══ ENTRIES ══
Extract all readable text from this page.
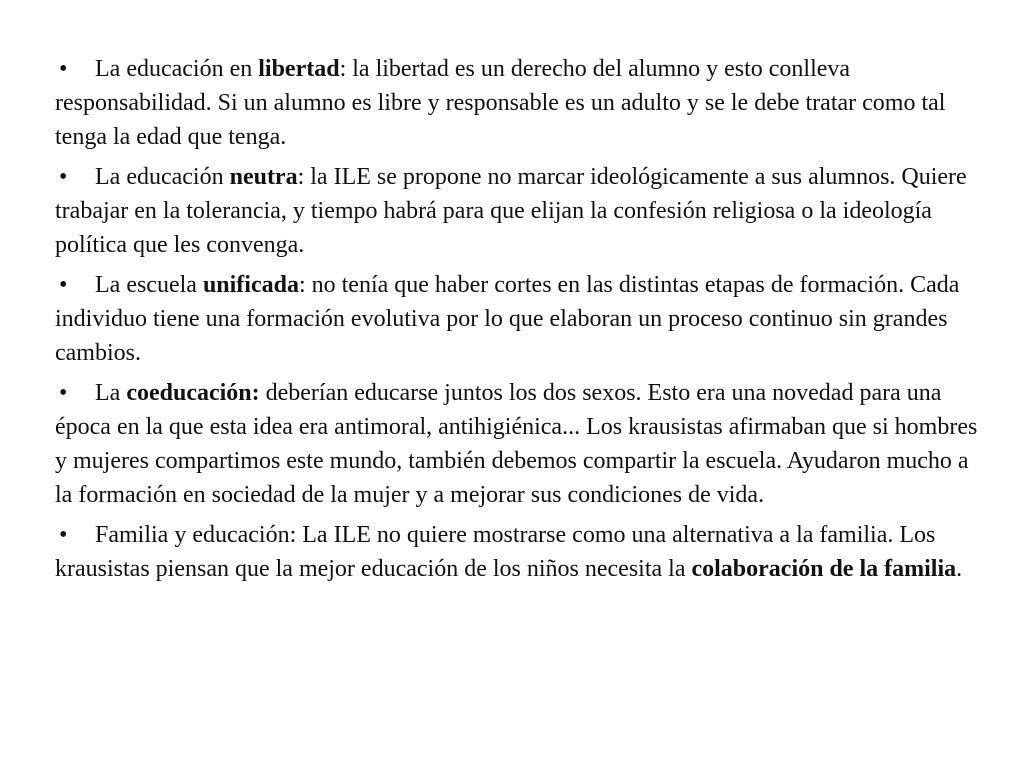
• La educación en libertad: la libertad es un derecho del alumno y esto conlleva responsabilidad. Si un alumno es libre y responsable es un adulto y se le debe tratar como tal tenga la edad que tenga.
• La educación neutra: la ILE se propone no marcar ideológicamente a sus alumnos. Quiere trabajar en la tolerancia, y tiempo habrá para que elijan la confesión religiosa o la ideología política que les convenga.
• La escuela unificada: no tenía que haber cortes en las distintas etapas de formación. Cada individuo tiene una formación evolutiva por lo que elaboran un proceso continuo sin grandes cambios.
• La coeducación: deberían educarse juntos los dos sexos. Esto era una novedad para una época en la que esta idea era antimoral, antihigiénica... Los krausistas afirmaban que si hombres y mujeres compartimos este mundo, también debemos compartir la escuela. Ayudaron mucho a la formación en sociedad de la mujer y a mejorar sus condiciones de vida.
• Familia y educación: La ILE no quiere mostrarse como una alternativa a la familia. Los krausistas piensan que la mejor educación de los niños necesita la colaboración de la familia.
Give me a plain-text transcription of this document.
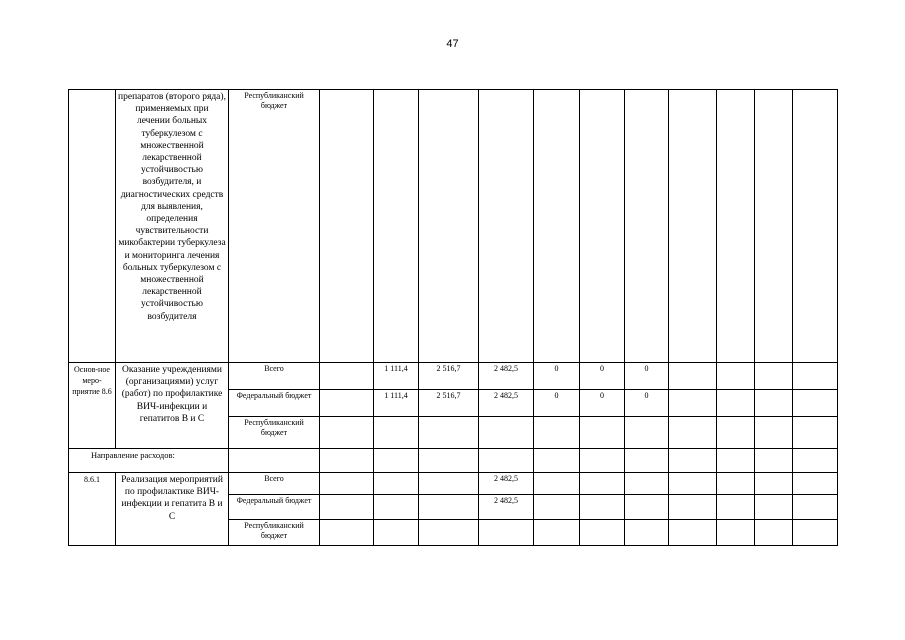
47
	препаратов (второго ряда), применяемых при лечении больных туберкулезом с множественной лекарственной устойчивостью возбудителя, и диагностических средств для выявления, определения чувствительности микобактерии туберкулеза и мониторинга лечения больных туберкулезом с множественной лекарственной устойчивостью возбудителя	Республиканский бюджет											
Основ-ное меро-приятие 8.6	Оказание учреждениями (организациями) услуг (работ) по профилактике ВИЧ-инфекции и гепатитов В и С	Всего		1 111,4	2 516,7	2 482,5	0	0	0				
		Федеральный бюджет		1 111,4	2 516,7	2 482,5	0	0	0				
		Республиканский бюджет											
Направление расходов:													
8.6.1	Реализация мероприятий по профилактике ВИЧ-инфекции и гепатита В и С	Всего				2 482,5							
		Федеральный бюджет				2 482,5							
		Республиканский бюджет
═══
══ ENTRIES ══
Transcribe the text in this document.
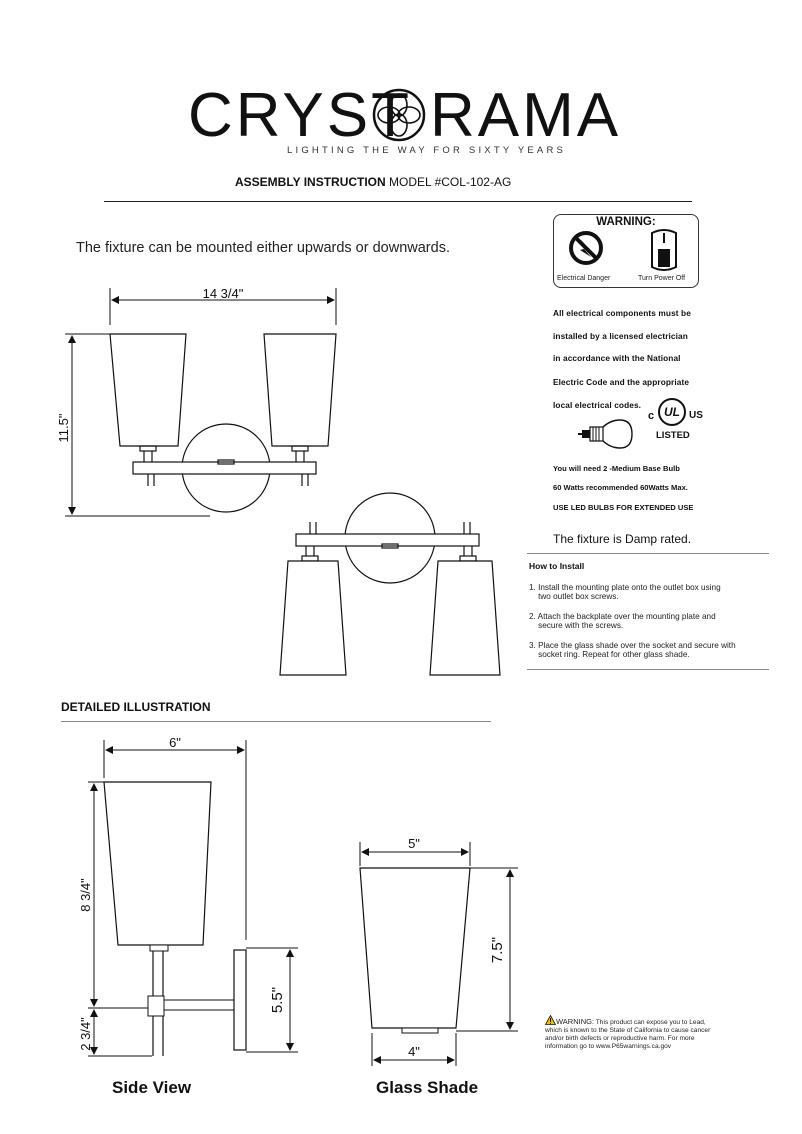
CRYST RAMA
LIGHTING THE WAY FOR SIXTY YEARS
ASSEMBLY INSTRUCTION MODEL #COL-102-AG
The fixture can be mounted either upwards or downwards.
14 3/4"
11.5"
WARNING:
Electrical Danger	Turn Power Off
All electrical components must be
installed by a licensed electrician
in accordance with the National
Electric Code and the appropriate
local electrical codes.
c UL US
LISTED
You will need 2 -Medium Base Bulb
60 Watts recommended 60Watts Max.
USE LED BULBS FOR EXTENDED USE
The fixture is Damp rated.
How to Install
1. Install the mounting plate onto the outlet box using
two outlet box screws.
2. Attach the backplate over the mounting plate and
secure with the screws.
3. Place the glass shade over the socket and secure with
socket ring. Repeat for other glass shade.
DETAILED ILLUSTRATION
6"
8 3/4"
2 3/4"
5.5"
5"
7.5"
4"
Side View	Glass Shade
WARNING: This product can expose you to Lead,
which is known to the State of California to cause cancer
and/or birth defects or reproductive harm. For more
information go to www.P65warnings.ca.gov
═══
- [EXERCISE TASK]: Leave out every line without the string "over" and copy the rest.

- [WRITTEN RESPONSE]:
2. Attach the backplate over the mounting plate and
3. Place the glass shade over the socket and secure with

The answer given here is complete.